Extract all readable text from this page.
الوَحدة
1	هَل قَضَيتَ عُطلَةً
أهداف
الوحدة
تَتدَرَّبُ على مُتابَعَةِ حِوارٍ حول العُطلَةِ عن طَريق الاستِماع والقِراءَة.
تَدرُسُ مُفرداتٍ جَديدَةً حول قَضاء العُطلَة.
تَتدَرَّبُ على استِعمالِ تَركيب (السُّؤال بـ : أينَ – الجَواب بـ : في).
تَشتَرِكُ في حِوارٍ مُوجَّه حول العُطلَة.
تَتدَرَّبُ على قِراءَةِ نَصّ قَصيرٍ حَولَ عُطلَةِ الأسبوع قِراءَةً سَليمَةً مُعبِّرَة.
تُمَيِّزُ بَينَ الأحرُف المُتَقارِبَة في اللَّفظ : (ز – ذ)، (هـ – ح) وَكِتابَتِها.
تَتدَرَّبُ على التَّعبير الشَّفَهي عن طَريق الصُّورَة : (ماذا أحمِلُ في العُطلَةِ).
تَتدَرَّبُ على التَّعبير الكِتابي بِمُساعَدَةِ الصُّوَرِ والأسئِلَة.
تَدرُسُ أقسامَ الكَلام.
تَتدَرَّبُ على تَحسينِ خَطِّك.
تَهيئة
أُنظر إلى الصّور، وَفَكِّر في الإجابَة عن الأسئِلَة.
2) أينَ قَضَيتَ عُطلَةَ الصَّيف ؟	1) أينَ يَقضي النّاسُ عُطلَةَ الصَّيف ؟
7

|---|

To be done - Transcribe every line of the data, exactly as it stands.

In response -
Extract all readable text from this page.
الوَحدة
1	هَل قَضَيتَ عُطلَةً
أهداف
الوحدة
تَتدَرَّبُ على مُتابَعَةِ حِوارٍ حول العُطلَةِ عن طَريق الاستِماع والقِراءَة.
تَدرُسُ مُفرداتٍ جَديدَةً حول قَضاء العُطلَة.
تَتدَرَّبُ على استِعمالِ تَركيب (السُّؤال بـ : أينَ – الجَواب بـ : في).
تَشتَرِكُ في حِوارٍ مُوجَّه حول العُطلَة.
تَتدَرَّبُ على قِراءَةِ نَصّ قَصيرٍ حَولَ عُطلَةِ الأسبوع قِراءَةً سَليمَةً مُعبِّرَة.
تُمَيِّزُ بَينَ الأحرُف المُتَقارِبَة في اللَّفظ : (ز – ذ)، (هـ – ح) وَكِتابَتِها.
تَتدَرَّبُ على التَّعبير الشَّفَهي عن طَريق الصُّورَة : (ماذا أحمِلُ في العُطلَةِ).
تَتدَرَّبُ على التَّعبير الكِتابي بِمُساعَدَةِ الصُّوَرِ والأسئِلَة.
تَدرُسُ أقسامَ الكَلام.
تَتدَرَّبُ على تَحسينِ خَطِّك.
تَهيئة
أُنظر إلى الصّور، وَفَكِّر في الإجابَة عن الأسئِلَة.
2) أينَ قَضَيتَ عُطلَةَ الصَّيف ؟	1) أينَ يَقضي النّاسُ عُطلَةَ الصَّيف ؟
7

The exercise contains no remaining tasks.